Which lines of the records contain "citations"? Collect every one of them.

** RECORD EXCERPTS **
# # # # # # #
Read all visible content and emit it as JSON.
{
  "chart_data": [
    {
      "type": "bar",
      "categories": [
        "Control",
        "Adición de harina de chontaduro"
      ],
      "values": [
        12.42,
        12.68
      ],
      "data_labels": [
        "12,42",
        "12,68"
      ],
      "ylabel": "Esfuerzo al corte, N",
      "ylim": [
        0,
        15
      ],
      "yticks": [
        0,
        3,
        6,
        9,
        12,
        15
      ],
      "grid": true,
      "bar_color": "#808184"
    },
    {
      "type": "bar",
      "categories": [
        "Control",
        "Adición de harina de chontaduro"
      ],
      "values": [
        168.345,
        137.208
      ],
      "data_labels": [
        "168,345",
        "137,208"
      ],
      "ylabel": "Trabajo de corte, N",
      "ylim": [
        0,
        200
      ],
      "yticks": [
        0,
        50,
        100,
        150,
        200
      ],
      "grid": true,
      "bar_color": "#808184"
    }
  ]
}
# # # # # # #
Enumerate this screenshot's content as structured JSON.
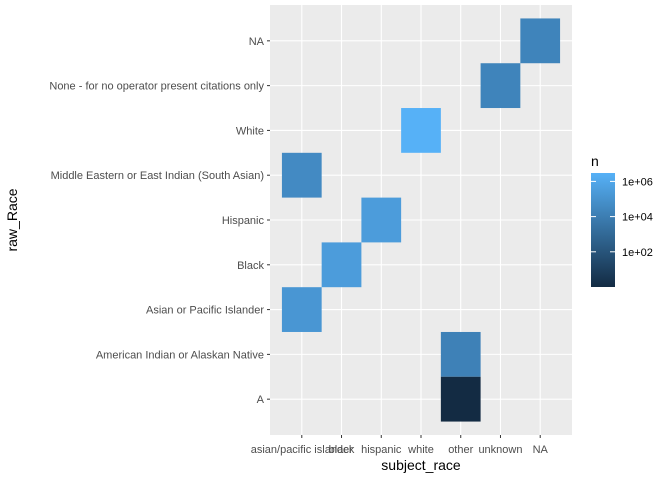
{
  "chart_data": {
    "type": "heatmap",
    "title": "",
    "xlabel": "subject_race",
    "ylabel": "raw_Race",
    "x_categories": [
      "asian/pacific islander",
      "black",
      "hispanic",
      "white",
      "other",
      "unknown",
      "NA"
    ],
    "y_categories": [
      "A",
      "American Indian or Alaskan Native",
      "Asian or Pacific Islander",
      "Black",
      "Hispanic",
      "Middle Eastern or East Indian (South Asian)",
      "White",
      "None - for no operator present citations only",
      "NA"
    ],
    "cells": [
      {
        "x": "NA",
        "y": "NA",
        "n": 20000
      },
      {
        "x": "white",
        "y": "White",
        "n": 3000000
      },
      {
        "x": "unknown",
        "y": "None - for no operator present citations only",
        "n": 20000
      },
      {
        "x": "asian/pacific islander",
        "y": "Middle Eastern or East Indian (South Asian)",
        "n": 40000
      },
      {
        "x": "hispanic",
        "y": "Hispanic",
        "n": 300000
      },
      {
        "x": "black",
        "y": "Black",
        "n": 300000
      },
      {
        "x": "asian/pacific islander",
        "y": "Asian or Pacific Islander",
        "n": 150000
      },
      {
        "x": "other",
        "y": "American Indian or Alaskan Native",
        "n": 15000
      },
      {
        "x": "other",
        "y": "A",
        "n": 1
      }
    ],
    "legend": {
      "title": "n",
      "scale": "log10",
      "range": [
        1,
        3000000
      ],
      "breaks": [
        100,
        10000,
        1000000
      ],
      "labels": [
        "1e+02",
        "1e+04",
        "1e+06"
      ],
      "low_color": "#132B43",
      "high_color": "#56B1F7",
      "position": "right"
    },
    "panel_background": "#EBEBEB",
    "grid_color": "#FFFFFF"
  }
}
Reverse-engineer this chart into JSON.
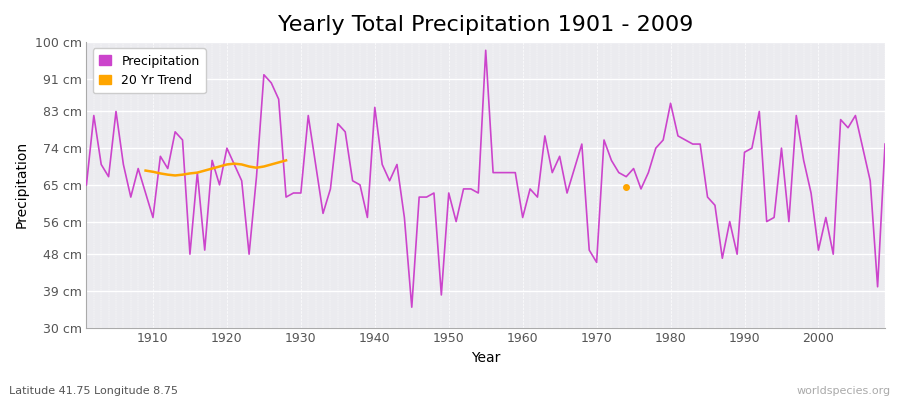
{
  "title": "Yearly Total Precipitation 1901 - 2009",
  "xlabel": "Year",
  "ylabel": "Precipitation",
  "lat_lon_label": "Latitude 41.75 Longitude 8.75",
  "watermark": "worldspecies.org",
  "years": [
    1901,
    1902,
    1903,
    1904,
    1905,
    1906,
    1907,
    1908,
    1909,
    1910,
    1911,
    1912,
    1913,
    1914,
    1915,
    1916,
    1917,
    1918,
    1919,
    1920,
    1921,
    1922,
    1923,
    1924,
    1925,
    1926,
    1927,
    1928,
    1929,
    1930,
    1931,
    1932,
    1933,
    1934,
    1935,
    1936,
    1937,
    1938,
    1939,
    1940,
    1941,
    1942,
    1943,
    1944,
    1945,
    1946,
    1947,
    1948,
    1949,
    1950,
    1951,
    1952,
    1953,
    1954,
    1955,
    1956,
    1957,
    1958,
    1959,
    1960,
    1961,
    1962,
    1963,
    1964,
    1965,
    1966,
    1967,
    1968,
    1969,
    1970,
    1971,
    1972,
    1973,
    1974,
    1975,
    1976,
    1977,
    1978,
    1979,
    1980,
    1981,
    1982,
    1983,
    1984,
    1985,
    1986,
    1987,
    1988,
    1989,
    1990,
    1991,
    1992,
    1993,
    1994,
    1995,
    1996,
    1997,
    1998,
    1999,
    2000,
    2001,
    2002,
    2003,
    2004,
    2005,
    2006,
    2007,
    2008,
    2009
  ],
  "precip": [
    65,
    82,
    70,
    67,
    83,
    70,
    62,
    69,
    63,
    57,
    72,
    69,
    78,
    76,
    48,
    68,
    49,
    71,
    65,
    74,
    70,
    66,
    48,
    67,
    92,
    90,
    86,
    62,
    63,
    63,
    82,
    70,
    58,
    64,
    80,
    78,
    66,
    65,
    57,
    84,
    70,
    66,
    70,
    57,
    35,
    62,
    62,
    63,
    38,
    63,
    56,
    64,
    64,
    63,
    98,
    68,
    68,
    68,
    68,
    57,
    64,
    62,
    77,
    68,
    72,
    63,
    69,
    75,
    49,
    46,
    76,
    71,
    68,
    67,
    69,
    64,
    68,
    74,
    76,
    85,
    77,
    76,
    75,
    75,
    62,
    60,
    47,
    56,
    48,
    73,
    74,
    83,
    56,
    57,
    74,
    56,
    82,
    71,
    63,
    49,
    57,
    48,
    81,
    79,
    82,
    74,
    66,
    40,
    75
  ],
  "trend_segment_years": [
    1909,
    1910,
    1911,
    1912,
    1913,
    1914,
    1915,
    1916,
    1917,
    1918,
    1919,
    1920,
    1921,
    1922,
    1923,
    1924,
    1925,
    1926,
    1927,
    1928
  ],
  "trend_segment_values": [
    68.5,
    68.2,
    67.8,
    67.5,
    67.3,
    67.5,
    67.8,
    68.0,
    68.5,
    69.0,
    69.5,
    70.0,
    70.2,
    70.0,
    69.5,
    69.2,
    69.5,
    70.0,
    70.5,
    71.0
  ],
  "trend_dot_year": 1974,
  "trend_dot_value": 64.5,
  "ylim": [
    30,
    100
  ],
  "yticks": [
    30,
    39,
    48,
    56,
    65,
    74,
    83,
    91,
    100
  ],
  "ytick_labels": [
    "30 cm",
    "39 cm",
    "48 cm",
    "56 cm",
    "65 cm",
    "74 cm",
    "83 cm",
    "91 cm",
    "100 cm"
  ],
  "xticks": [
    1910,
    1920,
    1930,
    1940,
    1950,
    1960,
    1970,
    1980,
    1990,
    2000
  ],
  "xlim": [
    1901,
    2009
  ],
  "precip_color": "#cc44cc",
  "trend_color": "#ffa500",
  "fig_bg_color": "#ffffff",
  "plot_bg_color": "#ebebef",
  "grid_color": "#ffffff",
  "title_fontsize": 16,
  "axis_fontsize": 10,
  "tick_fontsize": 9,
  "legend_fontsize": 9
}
# # # # # # #
** FINISHED ANSWER **
      "None - for no operator present citations only",
        "y": "None - for no operator present citations only",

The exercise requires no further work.